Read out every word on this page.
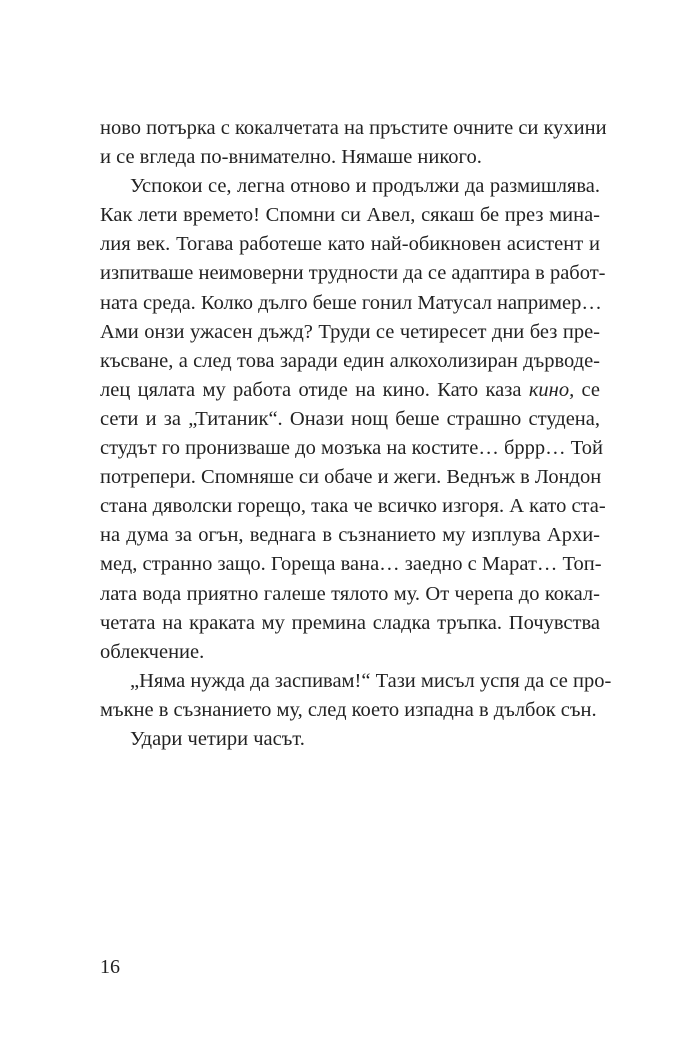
ново потърка с кокалчетата на пръстите очните си кухини
и се вгледа по-внимателно. Нямаше никого.
Успокои се, легна отново и продължи да размишлява.
Как лети времето! Спомни си Авел, сякаш бе през мина-
лия век. Тогава работеше като най-обикновен асистент и
изпитваше неимоверни трудности да се адаптира в работ-
ната среда. Колко дълго беше гонил Матусал например…
Ами онзи ужасен дъжд? Труди се четиресет дни без пре-
късване, а след това заради един алкохолизиран дърводе-
лец цялата му работа отиде на кино. Като каза кино, се
сети и за „Титаник“. Онази нощ беше страшно студена,
студът го пронизваше до мозъка на костите… бррр… Той
потрепери. Спомняше си обаче и жеги. Веднъж в Лондон
стана дяволски горещо, така че всичко изгоря. А като ста-
на дума за огън, веднага в съзнанието му изплува Архи-
мед, странно защо. Гореща вана… заедно с Марат… Топ-
лата вода приятно галеше тялото му. От черепа до кокал-
четата на краката му премина сладка тръпка. Почувства
облекчение.
„Няма нужда да заспивам!“ Тази мисъл успя да се про-
мъкне в съзнанието му, след което изпадна в дълбок сън.
Удари четири часът.
16
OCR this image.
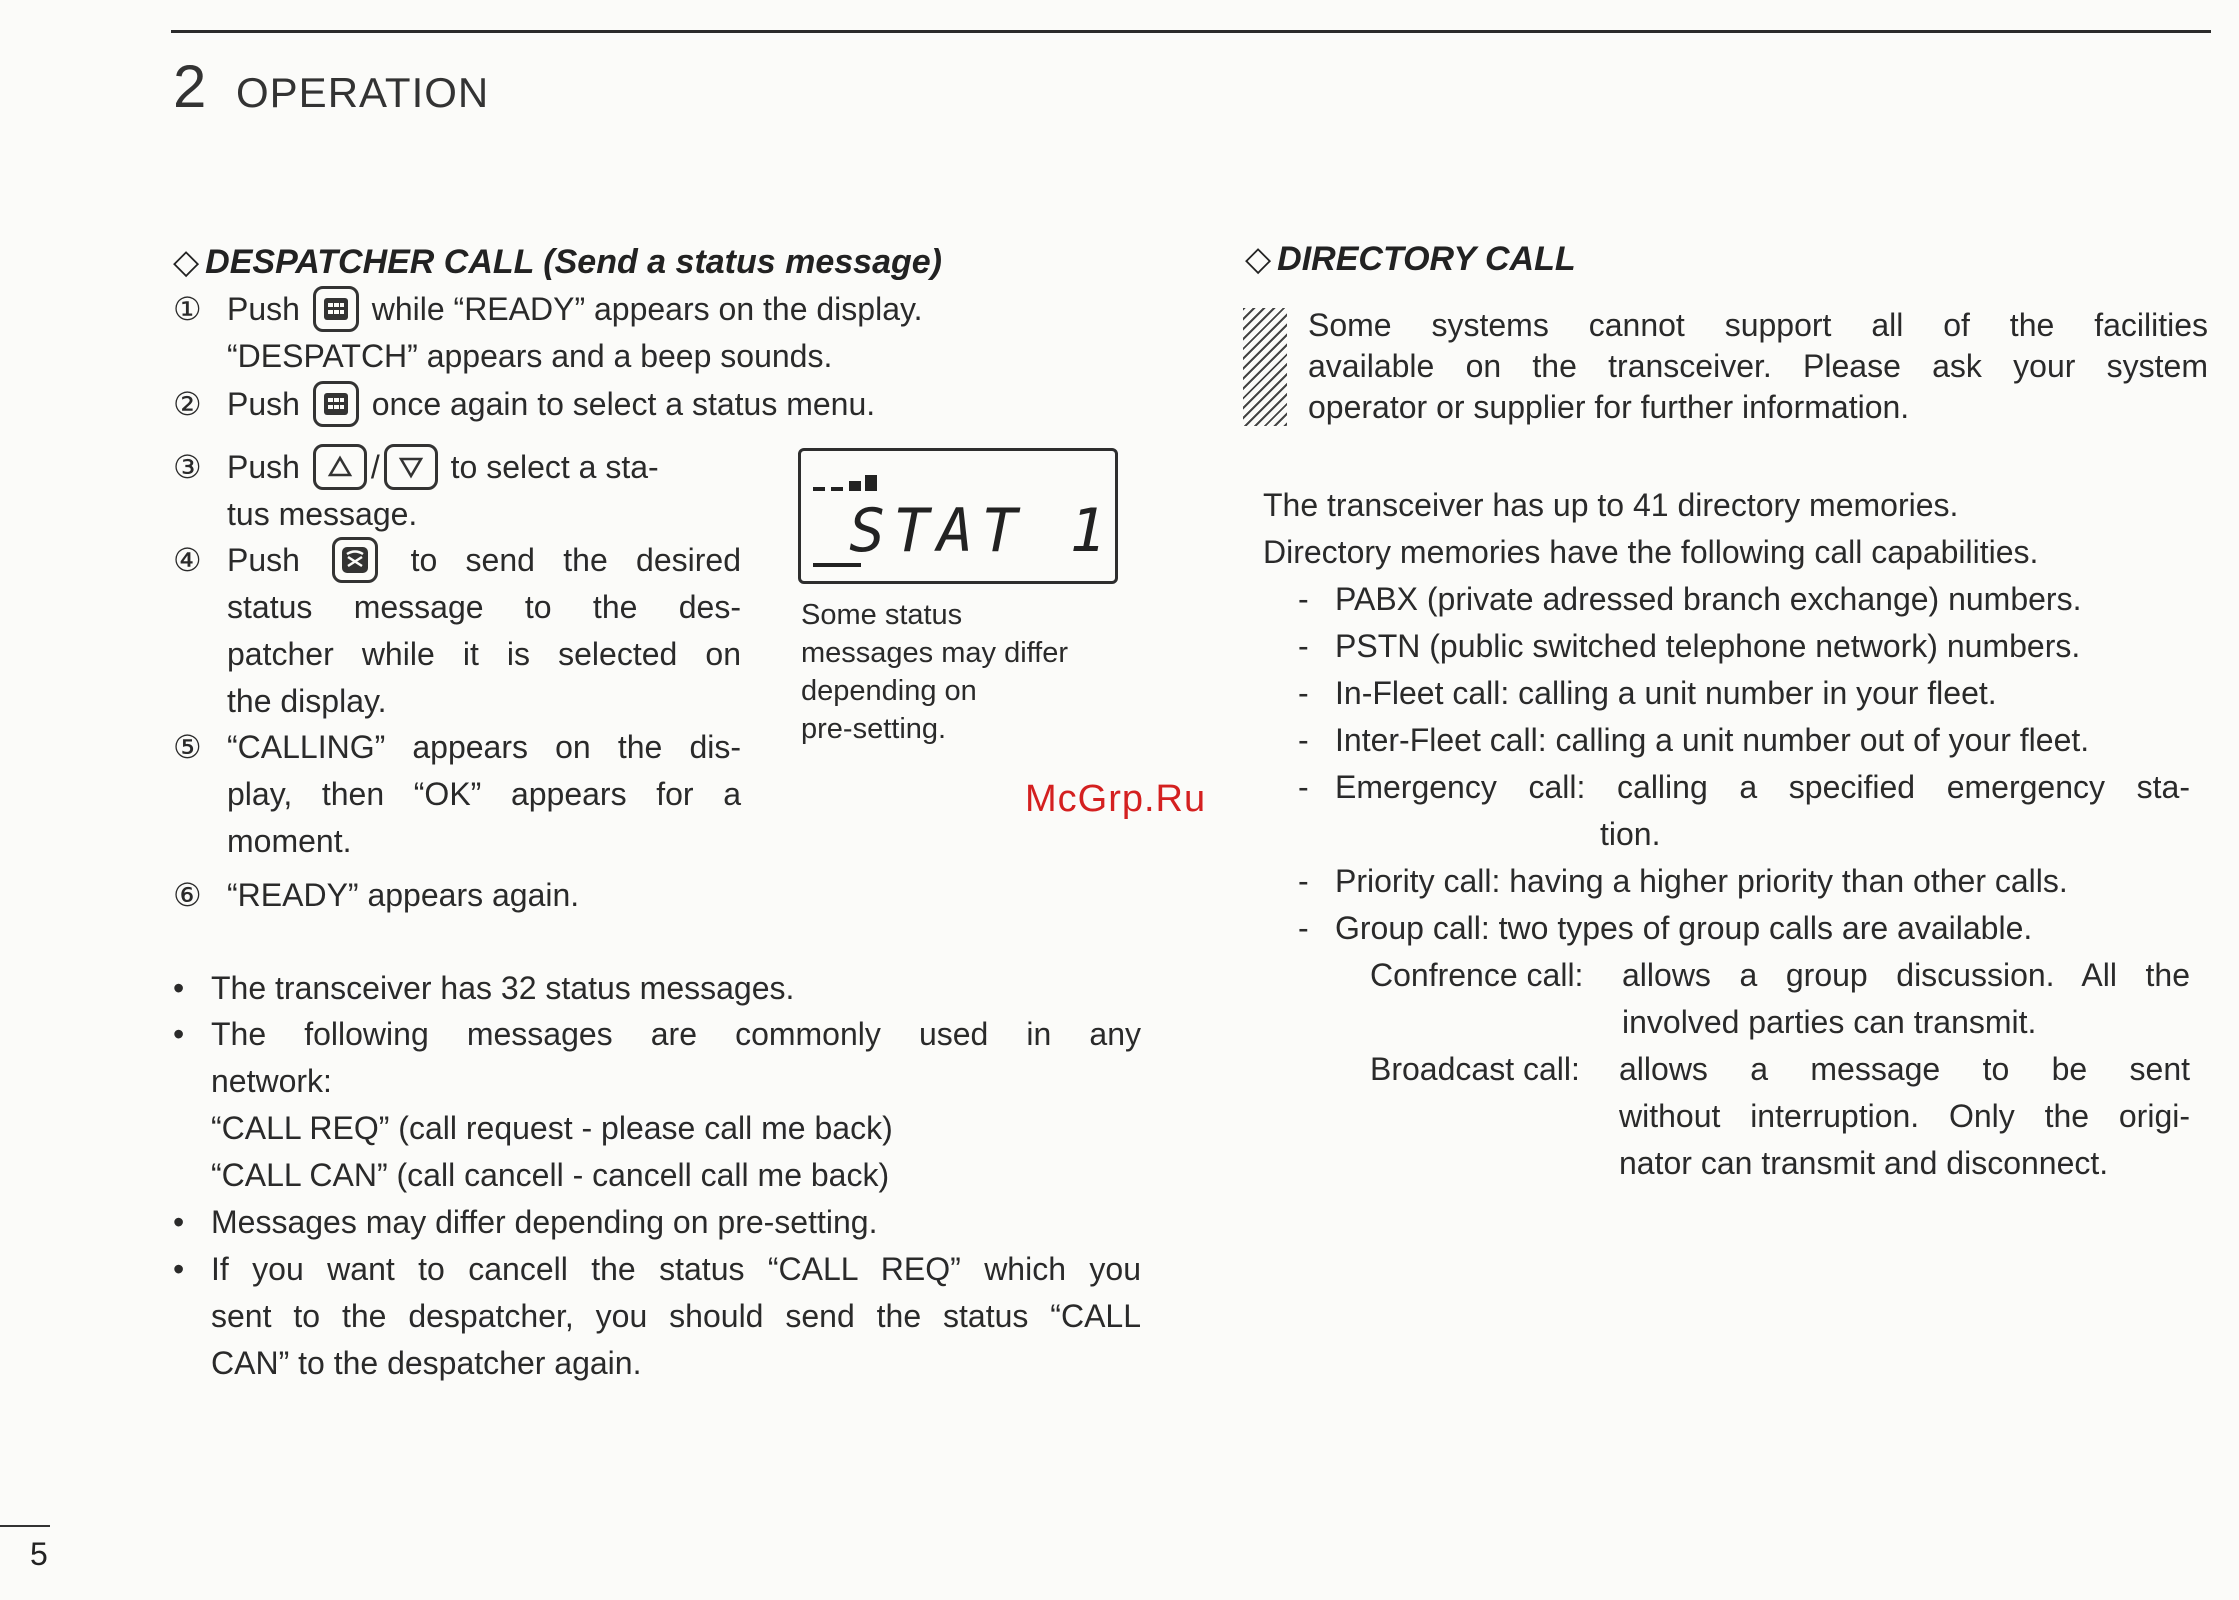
2 OPERATION
◇ DESPATCHER CALL (Send a status message)
① Push while “READY” appears on the display.
“DESPATCH” appears and a beep sounds.
② Push once again to select a status menu.
③ Push / to select a sta-
tus message.
④ Push	to send the desired
status message to the des-
patcher while it is selected on
the display.
⑤ “CALLING” appears on the dis-
play, then “OK” appears for a
moment.
⑥ “READY” appears again.
STAT 1
Some status
messages may differ
depending on
pre-setting.
• The transceiver has 32 status messages.
• The following messages are commonly used in any
network:
“CALL REQ” (call request - please call me back)
“CALL CAN” (call cancell - cancell call me back)
• Messages may differ depending on pre-setting.
• If you want to cancell the status “CALL REQ” which you
sent to the despatcher, you should send the status “CALL
CAN” to the despatcher again.
◇ DIRECTORY CALL
Some systems cannot support all of the facilities
available on the transceiver. Please ask your system
operator or supplier for further information.
The transceiver has up to 41 directory memories.
Directory memories have the following call capabilities.
- PABX (private adressed branch exchange) numbers.
- PSTN (public switched telephone network) numbers.
- In-Fleet call: calling a unit number in your fleet.
- Inter-Fleet call: calling a unit number out of your fleet.
- Emergency call: calling a specified emergency sta-
tion.
- Priority call: having a higher priority than other calls.
- Group call: two types of group calls are available.
Confrence call: allows a group discussion. All the
involved parties can transmit.
Broadcast call: allows a message to be sent
without interruption. Only the origi-
nator can transmit and disconnect.
McGrp.Ru
5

Stated problem – Display every line of the listing that contains the string "Some".

Result of this exercise –
Some status
Some systems cannot support all of the facilities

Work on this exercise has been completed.